_EXERCISE GOAL_.
Quote exactly the lines from the one with "Transcribe this chart's" to the end of the data, both included; omit the pictures.

_PROVIDED ENTRIES_.
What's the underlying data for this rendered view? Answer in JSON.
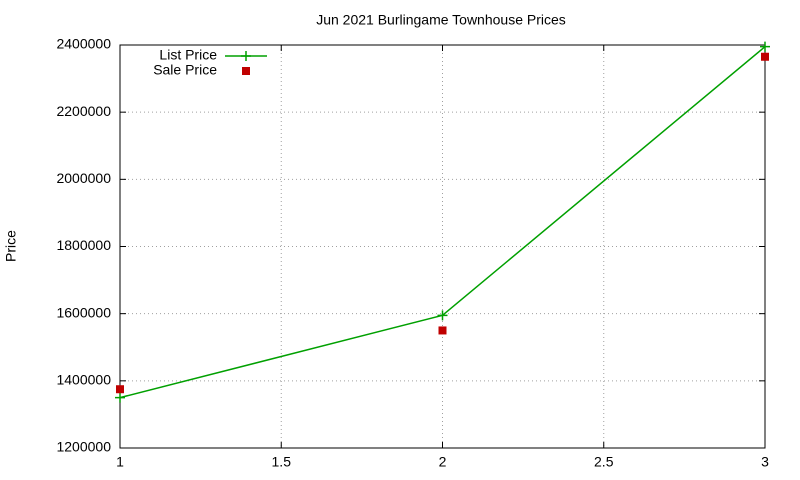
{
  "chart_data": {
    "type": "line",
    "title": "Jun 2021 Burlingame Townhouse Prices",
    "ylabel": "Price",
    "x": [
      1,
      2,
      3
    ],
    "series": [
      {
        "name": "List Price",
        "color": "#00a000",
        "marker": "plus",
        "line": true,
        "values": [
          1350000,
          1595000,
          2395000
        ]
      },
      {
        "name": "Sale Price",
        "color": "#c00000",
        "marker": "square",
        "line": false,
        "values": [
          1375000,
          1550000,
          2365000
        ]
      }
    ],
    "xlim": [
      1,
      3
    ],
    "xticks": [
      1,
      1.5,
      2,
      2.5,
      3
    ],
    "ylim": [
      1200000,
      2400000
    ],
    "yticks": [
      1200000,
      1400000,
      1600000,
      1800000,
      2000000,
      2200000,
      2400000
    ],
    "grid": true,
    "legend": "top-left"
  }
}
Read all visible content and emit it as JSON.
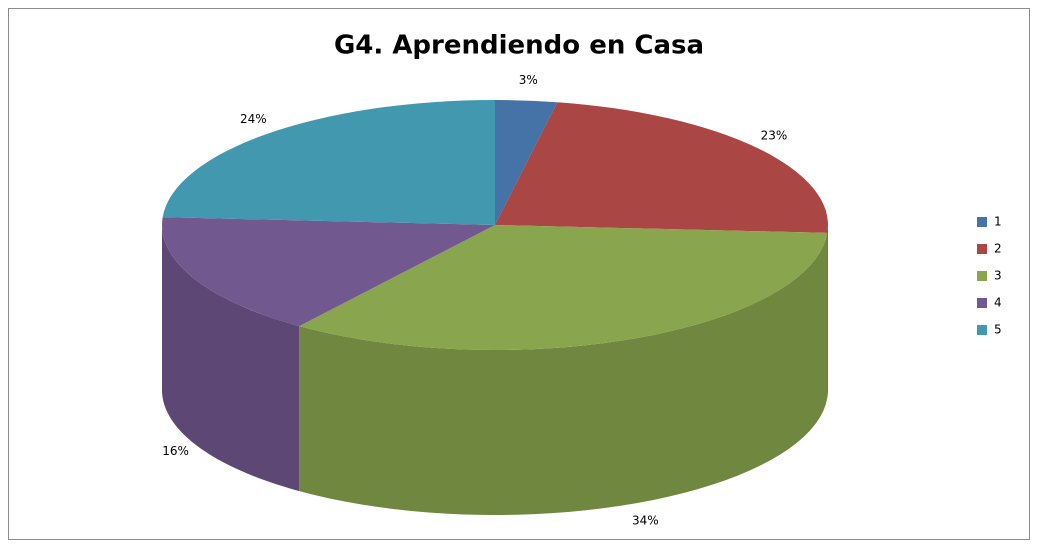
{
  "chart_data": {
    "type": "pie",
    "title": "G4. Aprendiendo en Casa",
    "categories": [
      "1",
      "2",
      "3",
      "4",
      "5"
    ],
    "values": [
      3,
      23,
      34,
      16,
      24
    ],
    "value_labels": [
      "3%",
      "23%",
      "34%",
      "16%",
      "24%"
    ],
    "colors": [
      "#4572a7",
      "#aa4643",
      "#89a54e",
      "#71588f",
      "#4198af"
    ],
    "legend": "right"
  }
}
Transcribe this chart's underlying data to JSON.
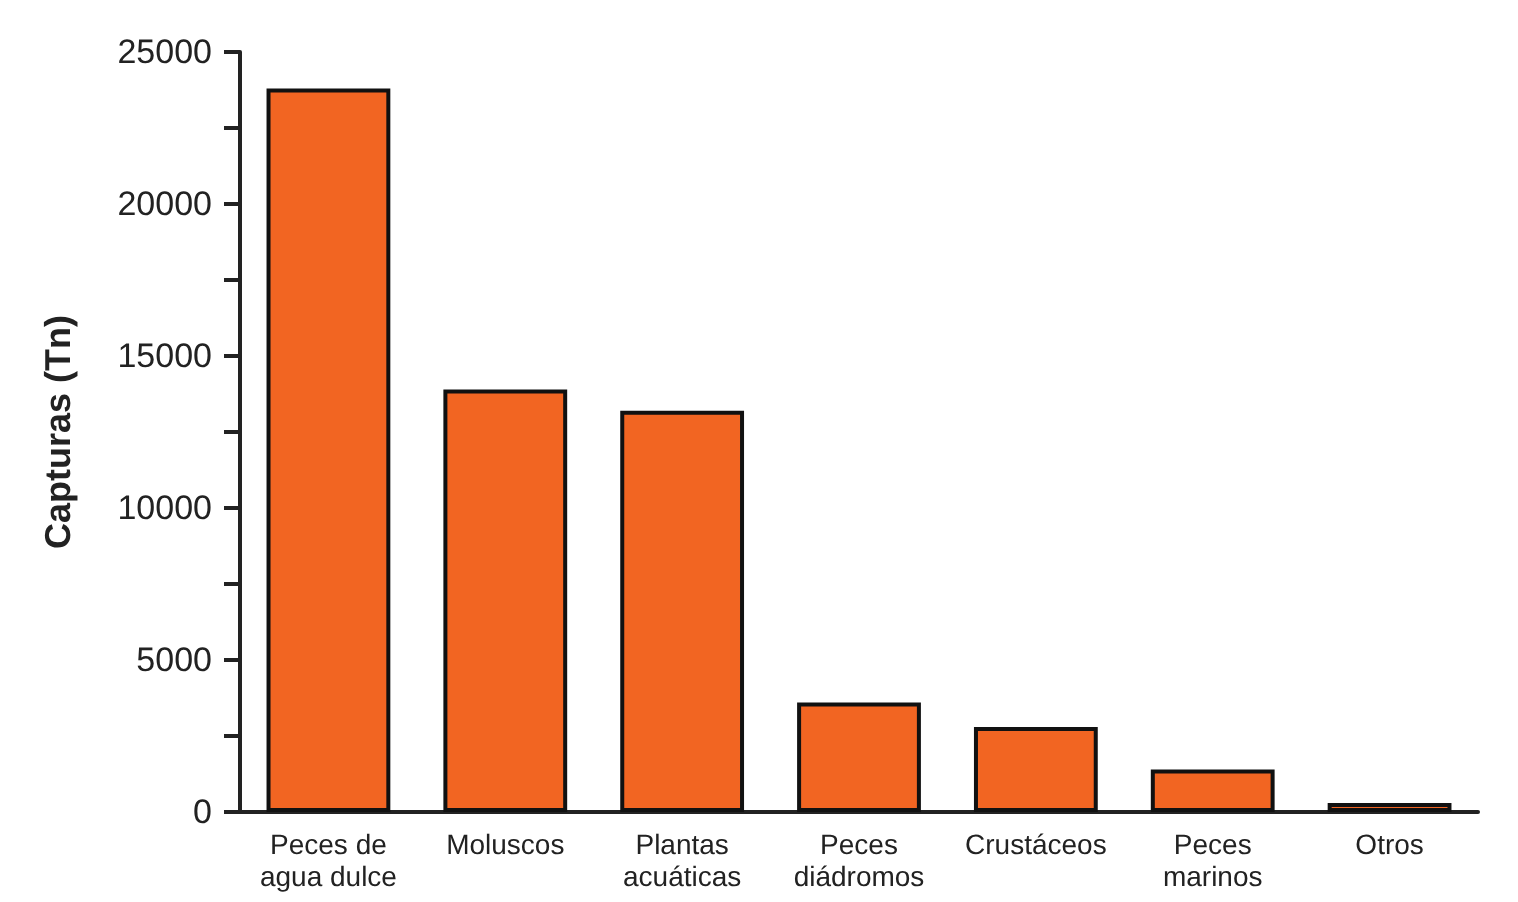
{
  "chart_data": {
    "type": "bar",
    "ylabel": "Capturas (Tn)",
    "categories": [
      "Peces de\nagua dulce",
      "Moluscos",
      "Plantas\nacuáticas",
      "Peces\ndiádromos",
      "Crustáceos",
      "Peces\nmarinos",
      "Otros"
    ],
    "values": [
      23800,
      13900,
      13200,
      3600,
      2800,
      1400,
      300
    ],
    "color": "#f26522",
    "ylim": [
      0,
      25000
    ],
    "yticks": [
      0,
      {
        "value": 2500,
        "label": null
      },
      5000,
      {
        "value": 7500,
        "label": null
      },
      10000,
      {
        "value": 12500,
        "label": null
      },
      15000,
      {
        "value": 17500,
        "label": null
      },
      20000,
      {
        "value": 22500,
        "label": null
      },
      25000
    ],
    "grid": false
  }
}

_FULL SOLUTION_.
Transcribe this chart's underlying data to JSON.
{
  "chart_data": {
    "type": "bar",
    "ylabel": "Capturas (Tn)",
    "categories": [
      "Peces de\nagua dulce",
      "Moluscos",
      "Plantas\nacuáticas",
      "Peces\ndiádromos",
      "Crustáceos",
      "Peces\nmarinos",
      "Otros"
    ],
    "values": [
      23800,
      13900,
      13200,
      3600,
      2800,
      1400,
      300
    ],
    "color": "#f26522",
    "ylim": [
      0,
      25000
    ],
    "yticks": [
      0,
      {
        "value": 2500,
        "label": null
      },
      5000,
      {
        "value": 7500,
        "label": null
      },
      10000,
      {
        "value": 12500,
        "label": null
      },
      15000,
      {
        "value": 17500,
        "label": null
      },
      20000,
      {
        "value": 22500,
        "label": null
      },
      25000
    ],
    "grid": false
  }
}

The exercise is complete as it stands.